■ **Problem statement**: An exact reproduction of the records is required, with all images left out.

— START Data supplied —

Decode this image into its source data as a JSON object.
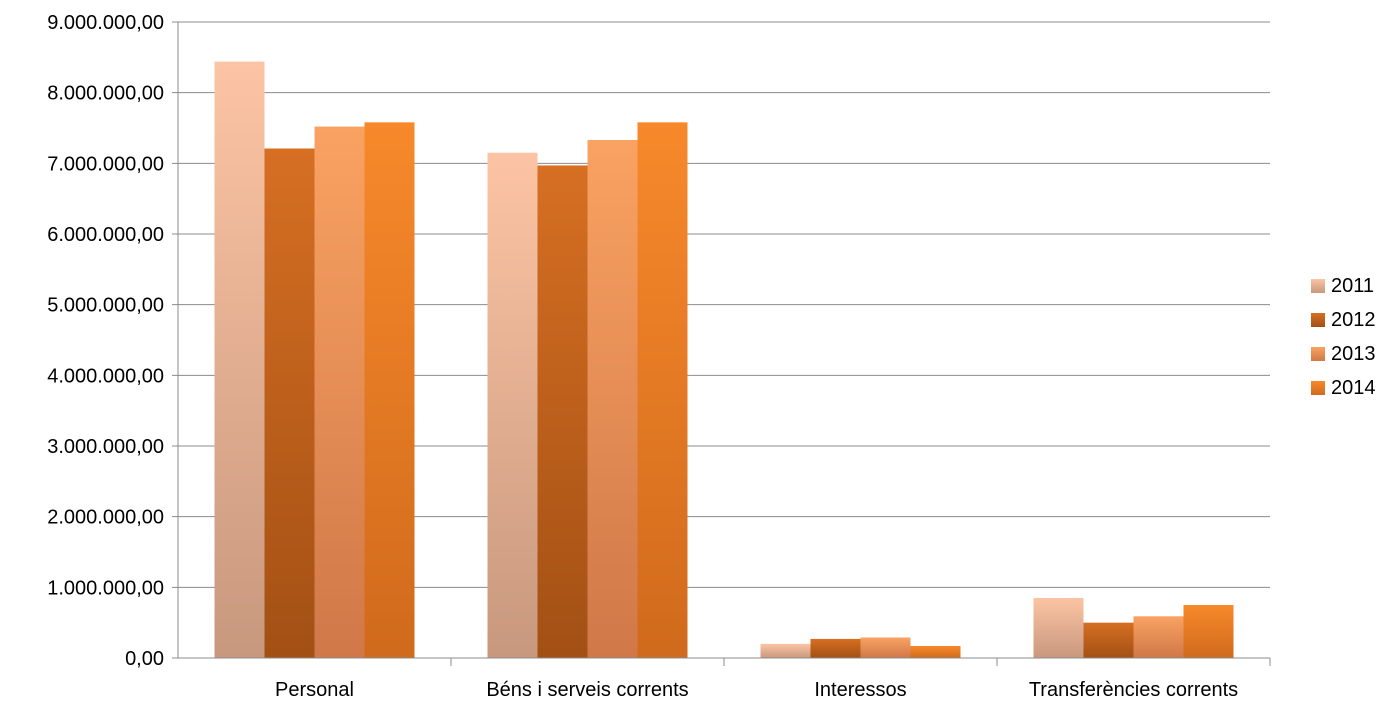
{
  "chart_data": {
    "type": "bar",
    "title": "",
    "xlabel": "",
    "ylabel": "",
    "categories": [
      "Personal",
      "Béns i serveis corrents",
      "Interessos",
      "Transferències corrents"
    ],
    "series": [
      {
        "name": "2011",
        "values": [
          8440000,
          7150000,
          200000,
          850000
        ],
        "color_top": "#FCC4A4",
        "color_bottom": "#C8987E"
      },
      {
        "name": "2012",
        "values": [
          7210000,
          6970000,
          270000,
          500000
        ],
        "color_top": "#D66F22",
        "color_bottom": "#A35015"
      },
      {
        "name": "2013",
        "values": [
          7520000,
          7330000,
          290000,
          590000
        ],
        "color_top": "#F9A262",
        "color_bottom": "#D07848"
      },
      {
        "name": "2014",
        "values": [
          7580000,
          7580000,
          170000,
          750000
        ],
        "color_top": "#F7892B",
        "color_bottom": "#D06A1C"
      }
    ],
    "ylim": [
      0,
      9000000
    ],
    "yticks": [
      0,
      1000000,
      2000000,
      3000000,
      4000000,
      5000000,
      6000000,
      7000000,
      8000000,
      9000000
    ],
    "ytick_labels": [
      "0,00",
      "1.000.000,00",
      "2.000.000,00",
      "3.000.000,00",
      "4.000.000,00",
      "5.000.000,00",
      "6.000.000,00",
      "7.000.000,00",
      "8.000.000,00",
      "9.000.000,00"
    ],
    "grid": true,
    "legend_position": "right"
  }
}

— END Data supplied —

■ **Exercise answer**:
Decode this image into its source data as a JSON object.
{
  "chart_data": {
    "type": "bar",
    "title": "",
    "xlabel": "",
    "ylabel": "",
    "categories": [
      "Personal",
      "Béns i serveis corrents",
      "Interessos",
      "Transferències corrents"
    ],
    "series": [
      {
        "name": "2011",
        "values": [
          8440000,
          7150000,
          200000,
          850000
        ],
        "color_top": "#FCC4A4",
        "color_bottom": "#C8987E"
      },
      {
        "name": "2012",
        "values": [
          7210000,
          6970000,
          270000,
          500000
        ],
        "color_top": "#D66F22",
        "color_bottom": "#A35015"
      },
      {
        "name": "2013",
        "values": [
          7520000,
          7330000,
          290000,
          590000
        ],
        "color_top": "#F9A262",
        "color_bottom": "#D07848"
      },
      {
        "name": "2014",
        "values": [
          7580000,
          7580000,
          170000,
          750000
        ],
        "color_top": "#F7892B",
        "color_bottom": "#D06A1C"
      }
    ],
    "ylim": [
      0,
      9000000
    ],
    "yticks": [
      0,
      1000000,
      2000000,
      3000000,
      4000000,
      5000000,
      6000000,
      7000000,
      8000000,
      9000000
    ],
    "ytick_labels": [
      "0,00",
      "1.000.000,00",
      "2.000.000,00",
      "3.000.000,00",
      "4.000.000,00",
      "5.000.000,00",
      "6.000.000,00",
      "7.000.000,00",
      "8.000.000,00",
      "9.000.000,00"
    ],
    "grid": true,
    "legend_position": "right"
  }
}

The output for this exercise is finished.